Filter the records for lines holding the string "products".

# # # # # # #

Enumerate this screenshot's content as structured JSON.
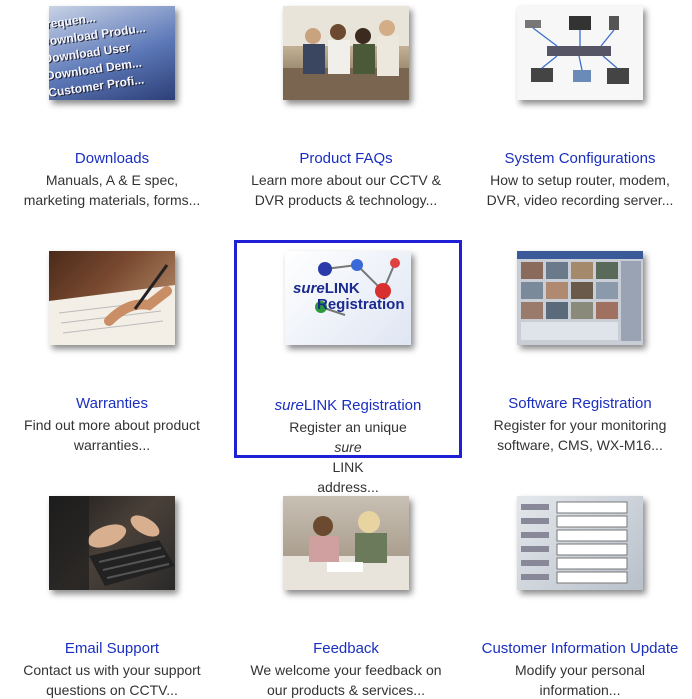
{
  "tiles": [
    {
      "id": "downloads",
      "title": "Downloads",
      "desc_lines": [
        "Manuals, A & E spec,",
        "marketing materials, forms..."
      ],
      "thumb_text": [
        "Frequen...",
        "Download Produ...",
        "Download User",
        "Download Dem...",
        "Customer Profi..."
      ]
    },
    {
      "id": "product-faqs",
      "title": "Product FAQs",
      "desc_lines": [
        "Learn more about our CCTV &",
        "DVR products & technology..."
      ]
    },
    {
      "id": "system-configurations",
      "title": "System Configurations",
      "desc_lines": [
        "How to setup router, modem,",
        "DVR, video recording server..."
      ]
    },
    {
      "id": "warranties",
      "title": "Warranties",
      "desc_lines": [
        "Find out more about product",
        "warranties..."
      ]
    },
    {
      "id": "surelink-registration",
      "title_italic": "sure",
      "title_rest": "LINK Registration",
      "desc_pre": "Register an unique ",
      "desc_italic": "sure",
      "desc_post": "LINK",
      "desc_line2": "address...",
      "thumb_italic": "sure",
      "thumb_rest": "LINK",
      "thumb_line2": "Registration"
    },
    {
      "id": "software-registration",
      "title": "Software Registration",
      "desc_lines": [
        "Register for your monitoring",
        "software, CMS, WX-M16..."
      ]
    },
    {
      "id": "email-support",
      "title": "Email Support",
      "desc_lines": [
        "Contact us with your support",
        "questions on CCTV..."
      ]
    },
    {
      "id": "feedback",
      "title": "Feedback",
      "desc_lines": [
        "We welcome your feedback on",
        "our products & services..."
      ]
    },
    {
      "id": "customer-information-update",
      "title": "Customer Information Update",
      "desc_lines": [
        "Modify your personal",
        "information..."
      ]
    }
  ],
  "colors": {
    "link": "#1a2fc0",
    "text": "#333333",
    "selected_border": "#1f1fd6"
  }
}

# # # # # # #

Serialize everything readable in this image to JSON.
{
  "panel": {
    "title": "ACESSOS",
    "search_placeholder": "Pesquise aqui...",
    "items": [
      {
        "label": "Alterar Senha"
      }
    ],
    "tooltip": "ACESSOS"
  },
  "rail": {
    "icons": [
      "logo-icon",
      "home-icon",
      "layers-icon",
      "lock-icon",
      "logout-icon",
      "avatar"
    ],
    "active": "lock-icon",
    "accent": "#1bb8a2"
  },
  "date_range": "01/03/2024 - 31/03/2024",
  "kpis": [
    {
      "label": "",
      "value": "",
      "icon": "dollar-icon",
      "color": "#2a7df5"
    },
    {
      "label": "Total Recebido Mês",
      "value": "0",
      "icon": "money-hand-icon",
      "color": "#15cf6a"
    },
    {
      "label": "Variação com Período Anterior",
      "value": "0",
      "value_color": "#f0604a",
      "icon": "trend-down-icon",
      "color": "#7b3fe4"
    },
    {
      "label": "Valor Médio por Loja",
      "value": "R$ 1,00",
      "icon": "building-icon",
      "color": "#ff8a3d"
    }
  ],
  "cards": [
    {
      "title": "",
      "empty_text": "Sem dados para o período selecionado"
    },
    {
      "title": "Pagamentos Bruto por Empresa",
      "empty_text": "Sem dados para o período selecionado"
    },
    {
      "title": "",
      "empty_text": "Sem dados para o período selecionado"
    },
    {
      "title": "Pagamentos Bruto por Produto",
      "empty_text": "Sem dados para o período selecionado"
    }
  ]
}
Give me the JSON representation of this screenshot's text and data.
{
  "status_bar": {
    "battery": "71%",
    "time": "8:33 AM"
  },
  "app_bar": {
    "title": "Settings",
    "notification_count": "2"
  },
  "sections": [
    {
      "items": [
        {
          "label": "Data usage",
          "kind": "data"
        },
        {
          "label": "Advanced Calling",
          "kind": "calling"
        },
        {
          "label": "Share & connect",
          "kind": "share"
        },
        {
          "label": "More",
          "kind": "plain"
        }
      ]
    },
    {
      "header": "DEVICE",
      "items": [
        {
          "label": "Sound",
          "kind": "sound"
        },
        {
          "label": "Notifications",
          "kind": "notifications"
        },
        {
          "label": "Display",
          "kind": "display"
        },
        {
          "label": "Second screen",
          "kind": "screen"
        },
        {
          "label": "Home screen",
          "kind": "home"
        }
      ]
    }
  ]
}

# # # # # # #

▶ [Task result]
        "DVR products & technology..."
        "our products & services..."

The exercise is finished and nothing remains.